▶
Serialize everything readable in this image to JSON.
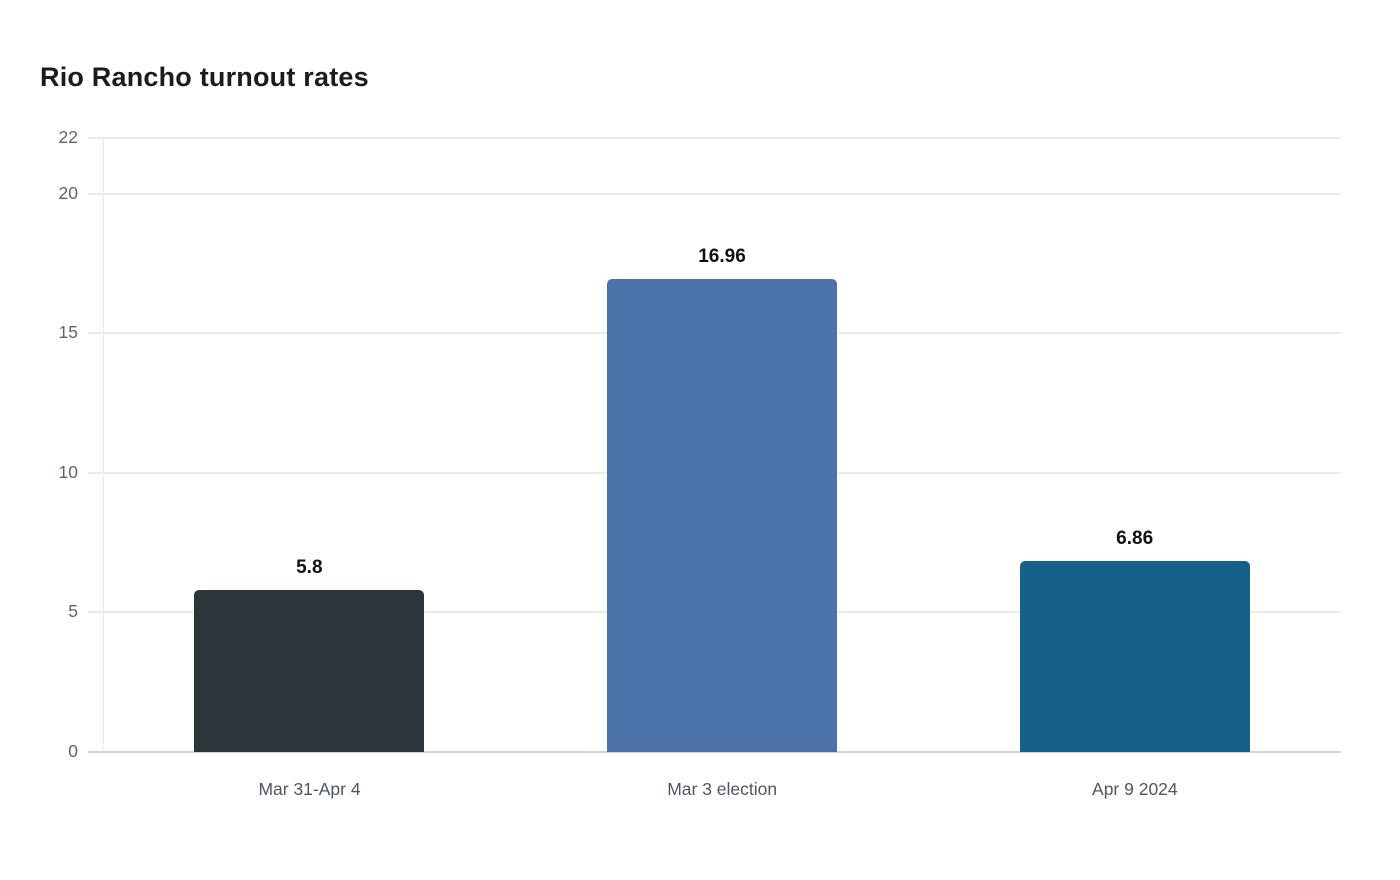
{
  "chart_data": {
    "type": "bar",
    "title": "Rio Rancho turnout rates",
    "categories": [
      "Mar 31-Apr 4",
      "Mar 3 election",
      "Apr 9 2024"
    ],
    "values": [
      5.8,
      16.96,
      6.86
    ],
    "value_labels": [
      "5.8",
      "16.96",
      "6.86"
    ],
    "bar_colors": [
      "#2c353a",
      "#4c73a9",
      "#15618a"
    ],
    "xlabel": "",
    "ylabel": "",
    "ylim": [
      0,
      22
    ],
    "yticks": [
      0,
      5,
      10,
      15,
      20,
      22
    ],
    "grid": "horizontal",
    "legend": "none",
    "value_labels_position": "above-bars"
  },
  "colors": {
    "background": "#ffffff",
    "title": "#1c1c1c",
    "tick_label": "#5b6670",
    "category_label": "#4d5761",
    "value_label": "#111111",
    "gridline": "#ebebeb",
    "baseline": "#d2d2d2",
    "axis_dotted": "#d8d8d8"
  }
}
◀
Do this
Leave the pictures out and output the rest of the listing exactly.

Worked answer
Serialize everything readable in this image to JSON.
{
  "chart_data": {
    "type": "bar",
    "title": "Rio Rancho turnout rates",
    "categories": [
      "Mar 31-Apr 4",
      "Mar 3 election",
      "Apr 9 2024"
    ],
    "values": [
      5.8,
      16.96,
      6.86
    ],
    "value_labels": [
      "5.8",
      "16.96",
      "6.86"
    ],
    "bar_colors": [
      "#2c353a",
      "#4c73a9",
      "#15618a"
    ],
    "xlabel": "",
    "ylabel": "",
    "ylim": [
      0,
      22
    ],
    "yticks": [
      0,
      5,
      10,
      15,
      20,
      22
    ],
    "grid": "horizontal",
    "legend": "none",
    "value_labels_position": "above-bars"
  },
  "colors": {
    "background": "#ffffff",
    "title": "#1c1c1c",
    "tick_label": "#5b6670",
    "category_label": "#4d5761",
    "value_label": "#111111",
    "gridline": "#ebebeb",
    "baseline": "#d2d2d2",
    "axis_dotted": "#d8d8d8"
  }
}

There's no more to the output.